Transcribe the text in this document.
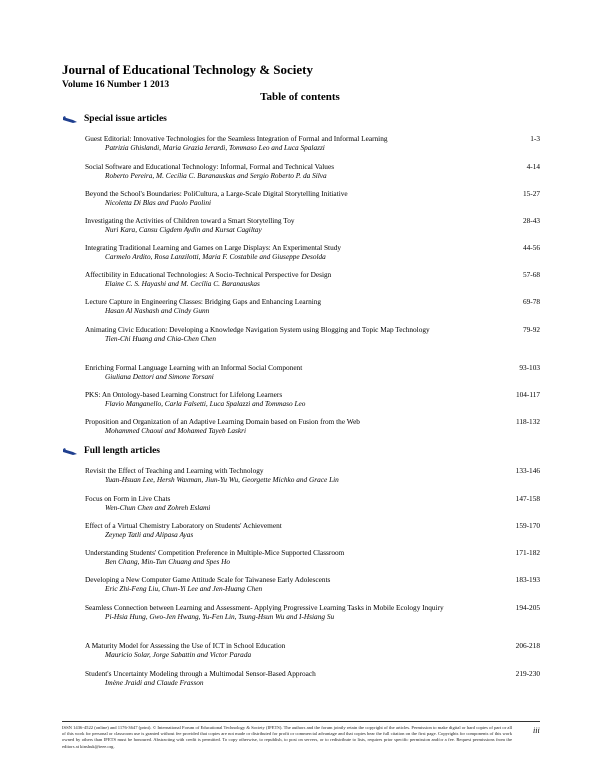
Journal of Educational Technology & Society
Volume 16 Number 1 2013
Table of contents
Special issue articles
Guest Editorial: Innovative Technologies for the Seamless Integration of Formal and Informal Learning
Patrizia Ghislandi, Maria Grazia Ierardi, Tommaso Leo and Luca Spalazzi
1-3
Social Software and Educational Technology: Informal, Formal and Technical Values
Roberto Pereira, M. Cecília C. Baranauskas and Sergio Roberto P. da Silva
4-14
Beyond the School's Boundaries: PoliCultura, a Large-Scale Digital Storytelling Initiative
Nicoletta Di Blas and Paolo Paolini
15-27
Investigating the Activities of Children toward a Smart Storytelling Toy
Nuri Kara, Cansu Cigdem Aydin and Kursat Cagiltay
28-43
Integrating Traditional Learning and Games on Large Displays: An Experimental Study
Carmelo Ardito, Rosa Lanzilotti, Maria F. Costabile and Giuseppe Desolda
44-56
Affectibility in Educational Technologies: A Socio-Technical Perspective for Design
Elaine C. S. Hayashi and M. Cecília C. Baranauskas
57-68
Lecture Capture in Engineering Classes: Bridging Gaps and Enhancing Learning
Hasan Al Nashash and Cindy Gunn
69-78
Animating Civic Education: Developing a Knowledge Navigation System using Blogging and Topic Map Technology
Tien-Chi Huang and Chia-Chen Chen
79-92
Enriching Formal Language Learning with an Informal Social Component
Giuliana Dettori and Simone Torsani
93-103
PKS: An Ontology-based Learning Construct for Lifelong Learners
Flavio Manganello, Carla Falsetti, Luca Spalazzi and Tommaso Leo
104-117
Proposition and Organization of an Adaptive Learning Domain based on Fusion from the Web
Mohammed Chaoui and Mohamed Tayeb Laskri
118-132
Full length articles
Revisit the Effect of Teaching and Learning with Technology
Yuan-Hsuan Lee, Hersh Waxman, Jiun-Yu Wu, Georgette Michko and Grace Lin
133-146
Focus on Form in Live Chats
Wen-Chun Chen and Zohreh Eslami
147-158
Effect of a Virtual Chemistry Laboratory on Students' Achievement
Zeynep Tatli and Alipasa Ayas
159-170
Understanding Students' Competition Preference in Multiple-Mice Supported Classroom
Ben Chang, Min-Tun Chuang and Spes Ho
171-182
Developing a New Computer Game Attitude Scale for Taiwanese Early Adolescents
Eric Zhi-Feng Liu, Chun-Yi Lee and Jen-Huang Chen
183-193
Seamless Connection between Learning and Assessment- Applying Progressive Learning Tasks in Mobile Ecology Inquiry
Pi-Hsia Hung, Gwo-Jen Hwang, Yu-Fen Lin, Tsung-Hsun Wu and I-Hsiang Su
194-205
A Maturity Model for Assessing the Use of ICT in School Education
Mauricio Solar, Jorge Sabattin and Victor Parada
206-218
Student's Uncertainty Modeling through a Multimodal Sensor-Based Approach
Imène Jraidi and Claude Frasson
219-230
ISSN 1436-4522 (online) and 1176-3647 (print). © International Forum of Educational Technology & Society (IFETS). The authors and the forum jointly retain the copyright of the articles. Permission to make digital or hard copies of part or all of this work for personal or classroom use is granted without fee provided that copies are not made or distributed for profit or commercial advantage and that copies bear the full citation on the first page. Copyrights for components of this work owned by others than IFETS must be honoured. Abstracting with credit is permitted. To copy otherwise, to republish, to post on servers, or to redistribute to lists, requires prior specific permission and/or a fee. Request permissions from the editors at kinshuk@ieee.org.
iii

Task statement
All of the records above must be copied exactly, except for the pictures.

Output
Transcribe the text in this document.
Journal of Educational Technology & Society
Volume 16 Number 1 2013
Table of contents
Special issue articles
Guest Editorial: Innovative Technologies for the Seamless Integration of Formal and Informal Learning
Patrizia Ghislandi, Maria Grazia Ierardi, Tommaso Leo and Luca Spalazzi
1-3
Social Software and Educational Technology: Informal, Formal and Technical Values
Roberto Pereira, M. Cecília C. Baranauskas and Sergio Roberto P. da Silva
4-14
Beyond the School's Boundaries: PoliCultura, a Large-Scale Digital Storytelling Initiative
Nicoletta Di Blas and Paolo Paolini
15-27
Investigating the Activities of Children toward a Smart Storytelling Toy
Nuri Kara, Cansu Cigdem Aydin and Kursat Cagiltay
28-43
Integrating Traditional Learning and Games on Large Displays: An Experimental Study
Carmelo Ardito, Rosa Lanzilotti, Maria F. Costabile and Giuseppe Desolda
44-56
Affectibility in Educational Technologies: A Socio-Technical Perspective for Design
Elaine C. S. Hayashi and M. Cecília C. Baranauskas
57-68
Lecture Capture in Engineering Classes: Bridging Gaps and Enhancing Learning
Hasan Al Nashash and Cindy Gunn
69-78
Animating Civic Education: Developing a Knowledge Navigation System using Blogging and Topic Map Technology
Tien-Chi Huang and Chia-Chen Chen
79-92
Enriching Formal Language Learning with an Informal Social Component
Giuliana Dettori and Simone Torsani
93-103
PKS: An Ontology-based Learning Construct for Lifelong Learners
Flavio Manganello, Carla Falsetti, Luca Spalazzi and Tommaso Leo
104-117
Proposition and Organization of an Adaptive Learning Domain based on Fusion from the Web
Mohammed Chaoui and Mohamed Tayeb Laskri
118-132
Full length articles
Revisit the Effect of Teaching and Learning with Technology
Yuan-Hsuan Lee, Hersh Waxman, Jiun-Yu Wu, Georgette Michko and Grace Lin
133-146
Focus on Form in Live Chats
Wen-Chun Chen and Zohreh Eslami
147-158
Effect of a Virtual Chemistry Laboratory on Students' Achievement
Zeynep Tatli and Alipasa Ayas
159-170
Understanding Students' Competition Preference in Multiple-Mice Supported Classroom
Ben Chang, Min-Tun Chuang and Spes Ho
171-182
Developing a New Computer Game Attitude Scale for Taiwanese Early Adolescents
Eric Zhi-Feng Liu, Chun-Yi Lee and Jen-Huang Chen
183-193
Seamless Connection between Learning and Assessment- Applying Progressive Learning Tasks in Mobile Ecology Inquiry
Pi-Hsia Hung, Gwo-Jen Hwang, Yu-Fen Lin, Tsung-Hsun Wu and I-Hsiang Su
194-205
A Maturity Model for Assessing the Use of ICT in School Education
Mauricio Solar, Jorge Sabattin and Victor Parada
206-218
Student's Uncertainty Modeling through a Multimodal Sensor-Based Approach
Imène Jraidi and Claude Frasson
219-230
ISSN 1436-4522 (online) and 1176-3647 (print). © International Forum of Educational Technology & Society (IFETS). The authors and the forum jointly retain the copyright of the articles. Permission to make digital or hard copies of part or all of this work for personal or classroom use is granted without fee provided that copies are not made or distributed for profit or commercial advantage and that copies bear the full citation on the first page. Copyrights for components of this work owned by others than IFETS must be honoured. Abstracting with credit is permitted. To copy otherwise, to republish, to post on servers, or to redistribute to lists, requires prior specific permission and/or a fee. Request permissions from the editors at kinshuk@ieee.org.
iii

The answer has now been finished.